Start of Data shown

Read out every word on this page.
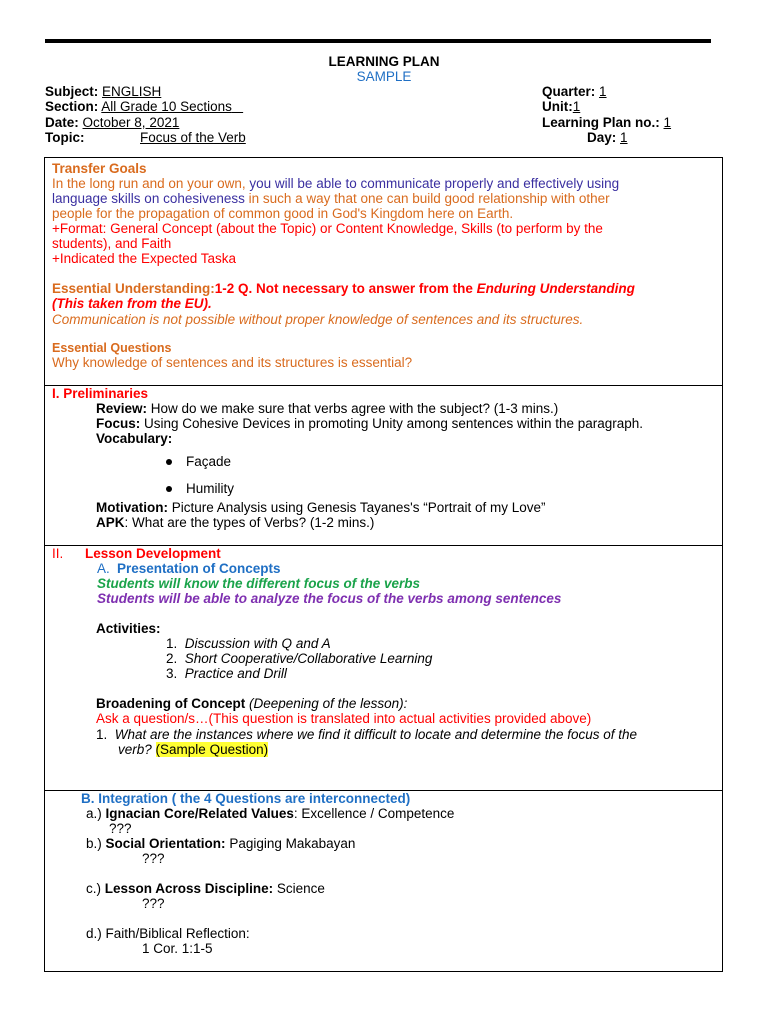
LEARNING PLAN
SAMPLE
Subject: ENGLISH
Section: All Grade 10 Sections
Date: October 8, 2021
Topic:	Focus of the Verb
Quarter: 1
Unit:1
Learning Plan no.: 1
Day: 1
Transfer Goals
In the long run and on your own, you will be able to communicate properly and effectively using
language skills on cohesiveness in such a way that one can build good relationship with other
people for the propagation of common good in God's Kingdom here on Earth.
+Format: General Concept (about the Topic) or Content Knowledge, Skills (to perform by the
students), and Faith
+Indicated the Expected Taska
Essential Understanding:1-2 Q. Not necessary to answer from the Enduring Understanding
(This taken from the EU).
Communication is not possible without proper knowledge of sentences and its structures.
Essential Questions
Why knowledge of sentences and its structures is essential?
I. Preliminaries
Review: How do we make sure that verbs agree with the subject? (1-3 mins.)
Focus: Using Cohesive Devices in promoting Unity among sentences within the paragraph.
Vocabulary:
Façade
Humility
Motivation: Picture Analysis using Genesis Tayanes's “Portrait of my Love”
APK: What are the types of Verbs? (1-2 mins.)
II. Lesson Development
A. Presentation of Concepts
Students will know the different focus of the verbs
Students will be able to analyze the focus of the verbs among sentences
Activities:
1. Discussion with Q and A
2. Short Cooperative/Collaborative Learning
3. Practice and Drill
Broadening of Concept (Deepening of the lesson):
Ask a question/s…(This question is translated into actual activities provided above)
1. What are the instances where we find it difficult to locate and determine the focus of the
verb? (Sample Question)
B. Integration ( the 4 Questions are interconnected)
a.) Ignacian Core/Related Values: Excellence / Competence
???
b.) Social Orientation: Pagiging Makabayan
???
c.) Lesson Across Discipline: Science
???
d.) Faith/Biblical Reflection:
1 Cor. 1:1-5
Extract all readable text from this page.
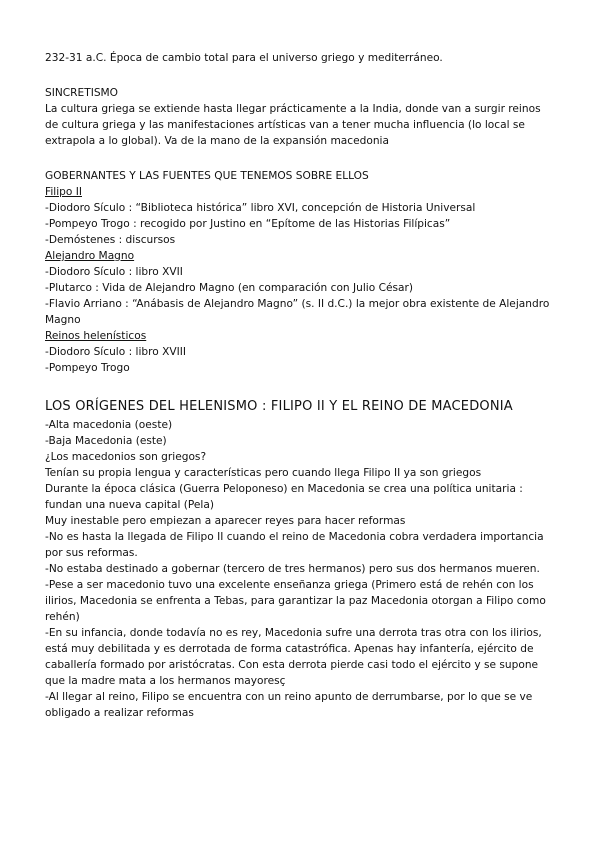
232-31 a.C. Época de cambio total para el universo griego y mediterráneo.
SINCRETISMO
La cultura griega se extiende hasta llegar prácticamente a la India, donde van a surgir reinos
de cultura griega y las manifestaciones artísticas van a tener mucha influencia (lo local se
extrapola a lo global). Va de la mano de la expansión macedonia
GOBERNANTES Y LAS FUENTES QUE TENEMOS SOBRE ELLOS
Filipo II
-Diodoro Sículo : “Biblioteca histórica” libro XVI, concepción de Historia Universal
-Pompeyo Trogo : recogido por Justino en “Epítome de las Historias Filípicas”
-Demóstenes : discursos
Alejandro Magno
-Diodoro Sículo : libro XVII
-Plutarco : Vida de Alejandro Magno (en comparación con Julio César)
-Flavio Arriano : “Anábasis de Alejandro Magno” (s. II d.C.) la mejor obra existente de Alejandro
Magno
Reinos helenísticos
-Diodoro Sículo : libro XVIII
-Pompeyo Trogo
LOS ORÍGENES DEL HELENISMO : FILIPO II Y EL REINO DE MACEDONIA
-Alta macedonia (oeste)
-Baja Macedonia (este)
¿Los macedonios son griegos?
Tenían su propia lengua y características pero cuando llega Filipo II ya son griegos
Durante la época clásica (Guerra Peloponeso) en Macedonia se crea una política unitaria :
fundan una nueva capital (Pela)
Muy inestable pero empiezan a aparecer reyes para hacer reformas
-No es hasta la llegada de Filipo II cuando el reino de Macedonia cobra verdadera importancia
por sus reformas.
-No estaba destinado a gobernar (tercero de tres hermanos) pero sus dos hermanos mueren.
-Pese a ser macedonio tuvo una excelente enseñanza griega (Primero está de rehén con los
ilirios, Macedonia se enfrenta a Tebas, para garantizar la paz Macedonia otorgan a Filipo como
rehén)
-En su infancia, donde todavía no es rey, Macedonia sufre una derrota tras otra con los ilirios,
está muy debilitada y es derrotada de forma catastrófica. Apenas hay infantería, ejército de
caballería formado por aristócratas. Con esta derrota pierde casi todo el ejército y se supone
que la madre mata a los hermanos mayoresç
-Al llegar al reino, Filipo se encuentra con un reino apunto de derrumbarse, por lo que se ve
obligado a realizar reformas
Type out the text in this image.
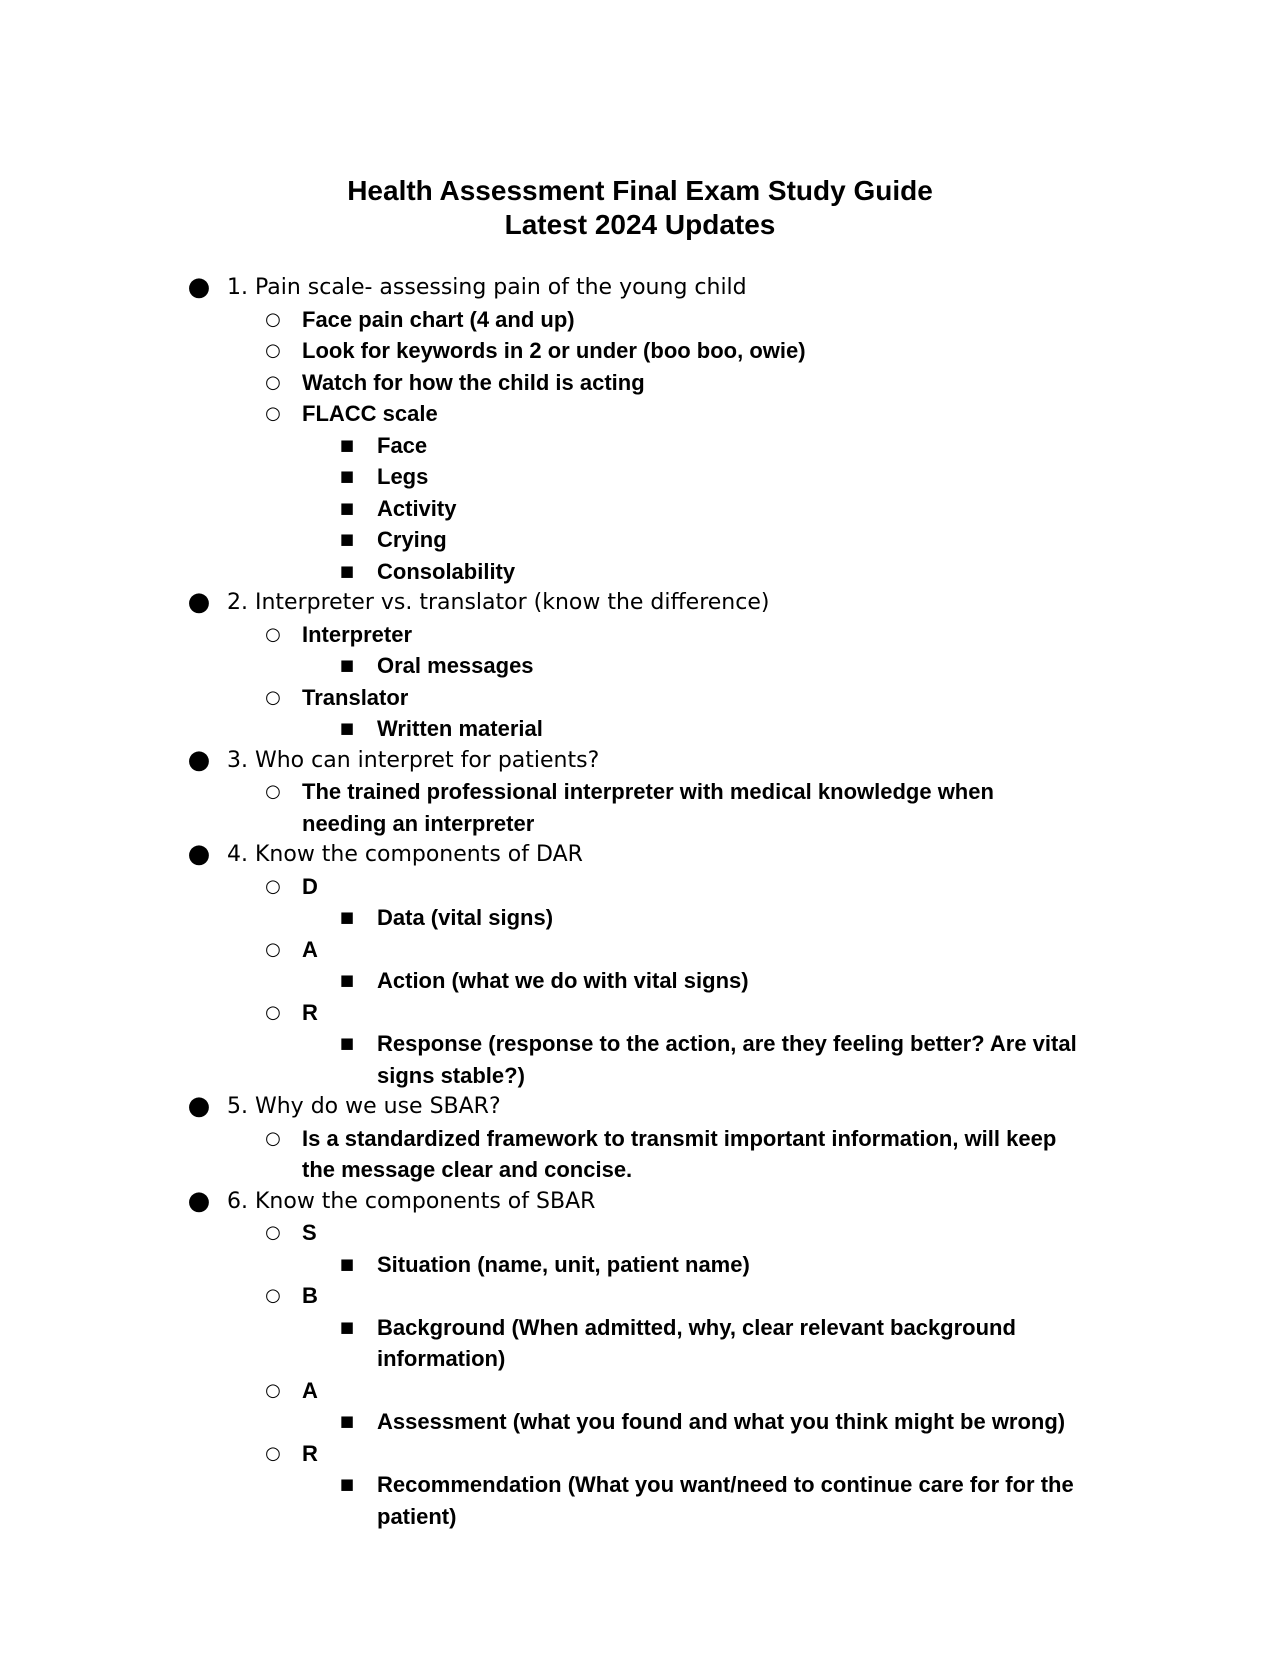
Health Assessment Final Exam Study Guide
Latest 2024 Updates
● 1. Pain scale- assessing pain of the young child
○ Face pain chart (4 and up)
○ Look for keywords in 2 or under (boo boo, owie)
○ Watch for how the child is acting
○ FLACC scale
■ Face
■ Legs
■ Activity
■ Crying
■ Consolability
● 2. Interpreter vs. translator (know the difference)
○ Interpreter
■ Oral messages
○ Translator
■ Written material
● 3. Who can interpret for patients?
○ The trained professional interpreter with medical knowledge when needing an interpreter
● 4. Know the components of DAR
○ D
■ Data (vital signs)
○ A
■ Action (what we do with vital signs)
○ R
■ Response (response to the action, are they feeling better? Are vital signs stable?)
● 5. Why do we use SBAR?
○ Is a standardized framework to transmit important information, will keep the message clear and concise.
● 6. Know the components of SBAR
○ S
■ Situation (name, unit, patient name)
○ B
■ Background (When admitted, why, clear relevant background information)
○ A
■ Assessment (what you found and what you think might be wrong)
○ R
■ Recommendation (What you want/need to continue care for for the patient)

End of Data shown

### Task requirements
Across all the entries, count the lines that contain "rehén", and state nothing but the total.

### Answer to the exercise
2